» What you have to do:
Output nothing but the number of lines that include the word "signin".

» Entries supplied:
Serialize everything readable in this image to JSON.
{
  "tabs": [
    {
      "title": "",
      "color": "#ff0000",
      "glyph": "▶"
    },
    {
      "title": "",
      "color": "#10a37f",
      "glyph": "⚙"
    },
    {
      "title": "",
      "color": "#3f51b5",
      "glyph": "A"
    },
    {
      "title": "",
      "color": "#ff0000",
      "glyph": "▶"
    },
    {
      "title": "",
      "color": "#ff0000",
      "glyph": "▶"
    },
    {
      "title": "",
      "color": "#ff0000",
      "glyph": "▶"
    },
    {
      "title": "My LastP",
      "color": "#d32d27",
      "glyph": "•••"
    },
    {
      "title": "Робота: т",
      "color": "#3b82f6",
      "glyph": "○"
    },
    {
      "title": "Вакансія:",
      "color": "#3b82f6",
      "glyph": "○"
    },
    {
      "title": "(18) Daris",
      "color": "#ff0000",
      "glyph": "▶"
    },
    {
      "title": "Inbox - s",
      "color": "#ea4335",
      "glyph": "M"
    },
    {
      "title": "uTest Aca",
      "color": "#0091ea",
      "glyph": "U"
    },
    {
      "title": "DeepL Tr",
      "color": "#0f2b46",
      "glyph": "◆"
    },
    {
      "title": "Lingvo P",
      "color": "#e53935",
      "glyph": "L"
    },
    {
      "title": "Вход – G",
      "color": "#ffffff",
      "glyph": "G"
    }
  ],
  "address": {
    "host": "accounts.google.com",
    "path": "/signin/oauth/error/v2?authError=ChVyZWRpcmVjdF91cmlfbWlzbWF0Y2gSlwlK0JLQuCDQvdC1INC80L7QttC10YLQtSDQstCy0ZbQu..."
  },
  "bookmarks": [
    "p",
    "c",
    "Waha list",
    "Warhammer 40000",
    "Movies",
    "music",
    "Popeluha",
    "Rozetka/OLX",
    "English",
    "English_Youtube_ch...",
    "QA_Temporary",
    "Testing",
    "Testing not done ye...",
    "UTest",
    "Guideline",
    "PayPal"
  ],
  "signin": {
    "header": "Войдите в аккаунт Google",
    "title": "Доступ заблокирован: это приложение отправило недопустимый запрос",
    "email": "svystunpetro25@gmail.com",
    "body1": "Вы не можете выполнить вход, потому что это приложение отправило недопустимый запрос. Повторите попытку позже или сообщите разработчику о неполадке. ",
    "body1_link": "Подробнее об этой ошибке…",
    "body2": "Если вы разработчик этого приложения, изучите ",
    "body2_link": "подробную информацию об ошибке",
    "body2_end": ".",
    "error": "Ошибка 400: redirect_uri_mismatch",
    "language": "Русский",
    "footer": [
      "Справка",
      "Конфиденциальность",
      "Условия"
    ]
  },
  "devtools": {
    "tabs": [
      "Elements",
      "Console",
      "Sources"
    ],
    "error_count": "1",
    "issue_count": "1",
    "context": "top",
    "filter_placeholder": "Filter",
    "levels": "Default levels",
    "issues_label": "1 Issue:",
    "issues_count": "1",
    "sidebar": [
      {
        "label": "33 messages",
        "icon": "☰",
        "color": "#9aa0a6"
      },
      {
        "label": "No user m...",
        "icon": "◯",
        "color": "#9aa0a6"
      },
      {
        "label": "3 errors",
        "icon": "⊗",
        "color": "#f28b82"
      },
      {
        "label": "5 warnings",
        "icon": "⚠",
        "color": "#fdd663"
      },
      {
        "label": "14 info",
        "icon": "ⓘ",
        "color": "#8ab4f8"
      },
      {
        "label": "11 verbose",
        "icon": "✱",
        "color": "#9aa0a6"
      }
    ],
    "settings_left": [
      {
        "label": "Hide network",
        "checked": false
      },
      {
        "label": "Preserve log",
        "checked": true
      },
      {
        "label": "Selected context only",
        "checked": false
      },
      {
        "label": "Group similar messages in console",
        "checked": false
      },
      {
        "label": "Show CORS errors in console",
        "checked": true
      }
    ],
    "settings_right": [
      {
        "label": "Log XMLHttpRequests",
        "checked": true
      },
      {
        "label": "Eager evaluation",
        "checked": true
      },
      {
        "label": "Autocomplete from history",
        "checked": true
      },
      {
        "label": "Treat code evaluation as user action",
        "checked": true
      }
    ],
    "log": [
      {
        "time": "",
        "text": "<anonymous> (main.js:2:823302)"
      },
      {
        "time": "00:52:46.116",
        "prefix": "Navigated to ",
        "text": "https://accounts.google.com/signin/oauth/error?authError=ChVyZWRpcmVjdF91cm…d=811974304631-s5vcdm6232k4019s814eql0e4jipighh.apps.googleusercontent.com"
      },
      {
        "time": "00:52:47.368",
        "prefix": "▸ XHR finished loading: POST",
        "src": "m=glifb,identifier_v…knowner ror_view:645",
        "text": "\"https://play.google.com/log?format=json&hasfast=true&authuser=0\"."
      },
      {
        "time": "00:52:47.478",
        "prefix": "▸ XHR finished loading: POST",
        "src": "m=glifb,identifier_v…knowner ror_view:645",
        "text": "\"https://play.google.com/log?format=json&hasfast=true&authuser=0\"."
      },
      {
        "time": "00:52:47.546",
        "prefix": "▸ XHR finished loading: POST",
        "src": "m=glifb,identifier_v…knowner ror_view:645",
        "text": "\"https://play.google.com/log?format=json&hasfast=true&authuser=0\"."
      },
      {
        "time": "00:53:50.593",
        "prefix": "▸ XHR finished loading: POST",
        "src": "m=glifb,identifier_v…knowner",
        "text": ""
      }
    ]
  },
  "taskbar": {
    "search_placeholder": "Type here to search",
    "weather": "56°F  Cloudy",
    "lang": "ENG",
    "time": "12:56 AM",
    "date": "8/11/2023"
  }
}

» Solved problem:
3